◆ Input material ◆
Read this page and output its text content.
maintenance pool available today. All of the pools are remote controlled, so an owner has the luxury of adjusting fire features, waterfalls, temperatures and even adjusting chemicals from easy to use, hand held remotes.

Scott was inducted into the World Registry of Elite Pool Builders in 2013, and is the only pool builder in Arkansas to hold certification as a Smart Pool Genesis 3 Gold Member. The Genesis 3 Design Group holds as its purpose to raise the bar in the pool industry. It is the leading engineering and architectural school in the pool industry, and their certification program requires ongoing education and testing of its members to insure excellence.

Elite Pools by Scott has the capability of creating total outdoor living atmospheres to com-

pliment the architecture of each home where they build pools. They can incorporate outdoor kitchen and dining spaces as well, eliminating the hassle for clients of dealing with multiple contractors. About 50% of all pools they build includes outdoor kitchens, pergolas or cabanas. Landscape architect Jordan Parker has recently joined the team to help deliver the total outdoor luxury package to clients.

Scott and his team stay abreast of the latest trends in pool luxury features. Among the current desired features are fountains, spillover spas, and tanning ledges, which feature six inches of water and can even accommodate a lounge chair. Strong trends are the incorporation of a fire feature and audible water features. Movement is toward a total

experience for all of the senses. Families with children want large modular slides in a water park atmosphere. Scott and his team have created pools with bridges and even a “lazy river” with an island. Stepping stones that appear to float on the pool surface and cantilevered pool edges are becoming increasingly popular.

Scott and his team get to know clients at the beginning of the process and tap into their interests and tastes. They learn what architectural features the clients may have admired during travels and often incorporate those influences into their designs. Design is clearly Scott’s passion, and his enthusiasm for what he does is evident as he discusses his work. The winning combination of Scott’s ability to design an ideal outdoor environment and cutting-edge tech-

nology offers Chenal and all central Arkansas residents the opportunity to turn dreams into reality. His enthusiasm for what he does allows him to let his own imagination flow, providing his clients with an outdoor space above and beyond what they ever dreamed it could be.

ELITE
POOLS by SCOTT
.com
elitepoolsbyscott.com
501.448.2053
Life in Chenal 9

◆ Directions for this task ◆
Each entry above should be restated exactly as supplied.

◆ Answer to the problem ◆
Read this page and output its text content.
maintenance pool available today. All of the pools are remote controlled, so an owner has the luxury of adjusting fire features, waterfalls, temperatures and even adjusting chemicals from easy to use, hand held remotes.

Scott was inducted into the World Registry of Elite Pool Builders in 2013, and is the only pool builder in Arkansas to hold certification as a Smart Pool Genesis 3 Gold Member. The Genesis 3 Design Group holds as its purpose to raise the bar in the pool industry. It is the leading engineering and architectural school in the pool industry, and their certification program requires ongoing education and testing of its members to insure excellence.

Elite Pools by Scott has the capability of creating total outdoor living atmospheres to com-

pliment the architecture of each home where they build pools. They can incorporate outdoor kitchen and dining spaces as well, eliminating the hassle for clients of dealing with multiple contractors. About 50% of all pools they build includes outdoor kitchens, pergolas or cabanas. Landscape architect Jordan Parker has recently joined the team to help deliver the total outdoor luxury package to clients.

Scott and his team stay abreast of the latest trends in pool luxury features. Among the current desired features are fountains, spillover spas, and tanning ledges, which feature six inches of water and can even accommodate a lounge chair. Strong trends are the incorporation of a fire feature and audible water features. Movement is toward a total

experience for all of the senses. Families with children want large modular slides in a water park atmosphere. Scott and his team have created pools with bridges and even a “lazy river” with an island. Stepping stones that appear to float on the pool surface and cantilevered pool edges are becoming increasingly popular.

Scott and his team get to know clients at the beginning of the process and tap into their interests and tastes. They learn what architectural features the clients may have admired during travels and often incorporate those influences into their designs. Design is clearly Scott’s passion, and his enthusiasm for what he does is evident as he discusses his work. The winning combination of Scott’s ability to design an ideal outdoor environment and cutting-edge tech-

nology offers Chenal and all central Arkansas residents the opportunity to turn dreams into reality. His enthusiasm for what he does allows him to let his own imagination flow, providing his clients with an outdoor space above and beyond what they ever dreamed it could be.

ELITE
POOLS by SCOTT
.com
elitepoolsbyscott.com
501.448.2053
Life in Chenal 9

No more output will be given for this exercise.